++++ Exercise inputs ++++

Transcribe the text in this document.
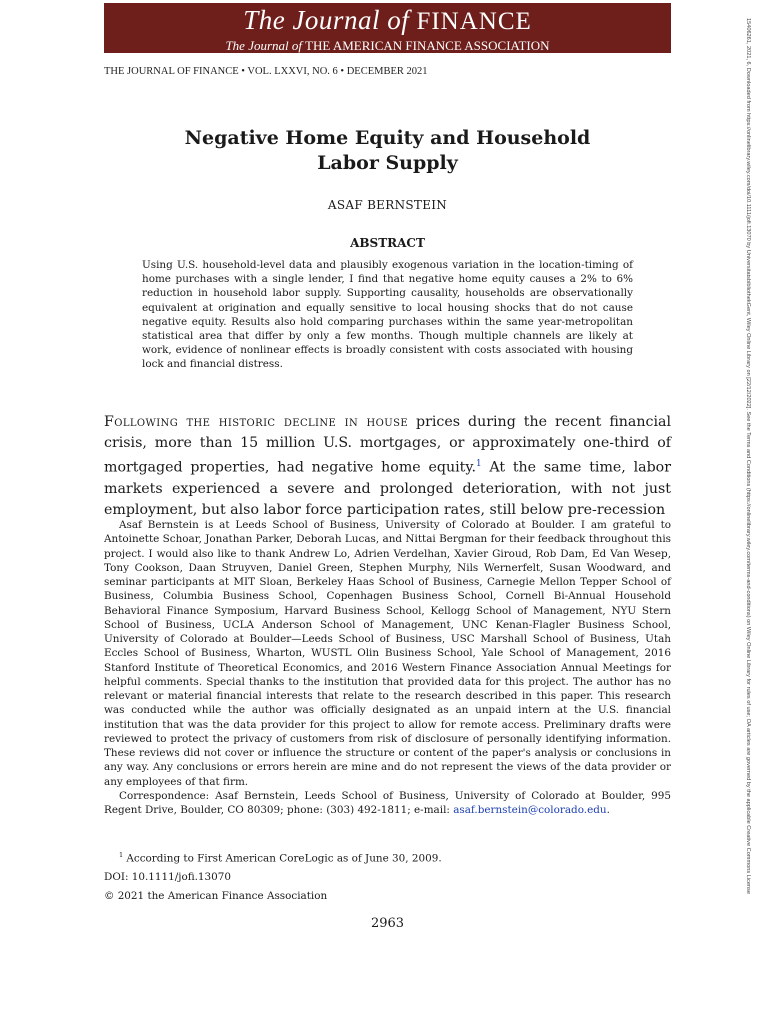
The Journal of FINANCE
The Journal of THE AMERICAN FINANCE ASSOCIATION
THE JOURNAL OF FINANCE • VOL. LXXVI, NO. 6 • DECEMBER 2021
Negative Home Equity and Household
Labor Supply
ASAF BERNSTEIN
ABSTRACT
Using U.S. household-level data and plausibly exogenous variation in the location-timing of home purchases with a single lender, I find that negative home equity causes a 2% to 6% reduction in household labor supply. Supporting causality, households are observationally equivalent at origination and equally sensitive to local housing shocks that do not cause negative equity. Results also hold comparing purchases within the same year-metropolitan statistical area that differ by only a few months. Though multiple channels are likely at work, evidence of nonlinear effects is broadly consistent with costs associated with housing lock and financial distress.
Following the historic decline in house prices during the recent financial crisis, more than 15 million U.S. mortgages, or approximately one-third of mortgaged properties, had negative home equity.$^1$ At the same time, labor markets experienced a severe and prolonged deterioration, with not just employment, but also labor force participation rates, still below pre-recession

Asaf Bernstein is at Leeds School of Business, University of Colorado at Boulder. I am grateful to Antoinette Schoar, Jonathan Parker, Deborah Lucas, and Nittai Bergman for their feedback throughout this project. I would also like to thank Andrew Lo, Adrien Verdelhan, Xavier Giroud, Rob Dam, Ed Van Wesep, Tony Cookson, Daan Struyven, Daniel Green, Stephen Murphy, Nils Wernerfelt, Susan Woodward, and seminar participants at MIT Sloan, Berkeley Haas School of Business, Carnegie Mellon Tepper School of Business, Columbia Business School, Copenhagen Business School, Cornell Bi-Annual Household Behavioral Finance Symposium, Harvard Business School, Kellogg School of Management, NYU Stern School of Business, UCLA Anderson School of Management, UNC Kenan-Flagler Business School, University of Colorado at Boulder—Leeds School of Business, USC Marshall School of Business, Utah Eccles School of Business, Wharton, WUSTL Olin Business School, Yale School of Management, 2016 Stanford Institute of Theoretical Economics, and 2016 Western Finance Association Annual Meetings for helpful comments. Special thanks to the institution that provided data for this project. The author has no relevant or material financial interests that relate to the research described in this paper. This research was conducted while the author was officially designated as an unpaid intern at the U.S. financial institution that was the data provider for this project to allow for remote access. Preliminary drafts were reviewed to protect the privacy of customers from risk of disclosure of personally identifying information. These reviews did not cover or influence the structure or content of the paper's analysis or conclusions in any way. Any conclusions or errors herein are mine and do not represent the views of the data provider or any employees of that firm.

Correspondence: Asaf Bernstein, Leeds School of Business, University of Colorado at Boulder, 995 Regent Drive, Boulder, CO 80309; phone: (303) 492-1811; e-mail: asaf.bernstein@colorado.edu.

$^1$ According to First American CoreLogic as of June 30, 2009.
DOI: 10.1111/jofi.13070
© 2021 the American Finance Association
2963
15406261, 2021, 6, Downloaded from https://onlinelibrary.wiley.com/doi/10.1111/jofi.13070 by UniversitatsbibliothekGent, Wiley Online Library on [22/12/2022]. See the Terms and Conditions (https://onlinelibrary.wiley.com/terms-and-conditions) on Wiley Online Library for rules of use; OA articles are governed by the applicable Creative Commons License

++++

Your objective :: Reproduce all of the material exactly, apart from the pictures.

Correct result ::
Transcribe the text in this document.
The Journal of FINANCE
The Journal of THE AMERICAN FINANCE ASSOCIATION
THE JOURNAL OF FINANCE • VOL. LXXVI, NO. 6 • DECEMBER 2021
Negative Home Equity and Household
Labor Supply
ASAF BERNSTEIN
ABSTRACT
Using U.S. household-level data and plausibly exogenous variation in the location-timing of home purchases with a single lender, I find that negative home equity causes a 2% to 6% reduction in household labor supply. Supporting causality, households are observationally equivalent at origination and equally sensitive to local housing shocks that do not cause negative equity. Results also hold comparing purchases within the same year-metropolitan statistical area that differ by only a few months. Though multiple channels are likely at work, evidence of nonlinear effects is broadly consistent with costs associated with housing lock and financial distress.
Following the historic decline in house prices during the recent financial crisis, more than 15 million U.S. mortgages, or approximately one-third of mortgaged properties, had negative home equity.$^1$ At the same time, labor markets experienced a severe and prolonged deterioration, with not just employment, but also labor force participation rates, still below pre-recession

Asaf Bernstein is at Leeds School of Business, University of Colorado at Boulder. I am grateful to Antoinette Schoar, Jonathan Parker, Deborah Lucas, and Nittai Bergman for their feedback throughout this project. I would also like to thank Andrew Lo, Adrien Verdelhan, Xavier Giroud, Rob Dam, Ed Van Wesep, Tony Cookson, Daan Struyven, Daniel Green, Stephen Murphy, Nils Wernerfelt, Susan Woodward, and seminar participants at MIT Sloan, Berkeley Haas School of Business, Carnegie Mellon Tepper School of Business, Columbia Business School, Copenhagen Business School, Cornell Bi-Annual Household Behavioral Finance Symposium, Harvard Business School, Kellogg School of Management, NYU Stern School of Business, UCLA Anderson School of Management, UNC Kenan-Flagler Business School, University of Colorado at Boulder—Leeds School of Business, USC Marshall School of Business, Utah Eccles School of Business, Wharton, WUSTL Olin Business School, Yale School of Management, 2016 Stanford Institute of Theoretical Economics, and 2016 Western Finance Association Annual Meetings for helpful comments. Special thanks to the institution that provided data for this project. The author has no relevant or material financial interests that relate to the research described in this paper. This research was conducted while the author was officially designated as an unpaid intern at the U.S. financial institution that was the data provider for this project to allow for remote access. Preliminary drafts were reviewed to protect the privacy of customers from risk of disclosure of personally identifying information. These reviews did not cover or influence the structure or content of the paper's analysis or conclusions in any way. Any conclusions or errors herein are mine and do not represent the views of the data provider or any employees of that firm.

Correspondence: Asaf Bernstein, Leeds School of Business, University of Colorado at Boulder, 995 Regent Drive, Boulder, CO 80309; phone: (303) 492-1811; e-mail: asaf.bernstein@colorado.edu.

$^1$ According to First American CoreLogic as of June 30, 2009.
DOI: 10.1111/jofi.13070
© 2021 the American Finance Association
2963
15406261, 2021, 6, Downloaded from https://onlinelibrary.wiley.com/doi/10.1111/jofi.13070 by UniversitatsbibliothekGent, Wiley Online Library on [22/12/2022]. See the Terms and Conditions (https://onlinelibrary.wiley.com/terms-and-conditions) on Wiley Online Library for rules of use; OA articles are governed by the applicable Creative Commons License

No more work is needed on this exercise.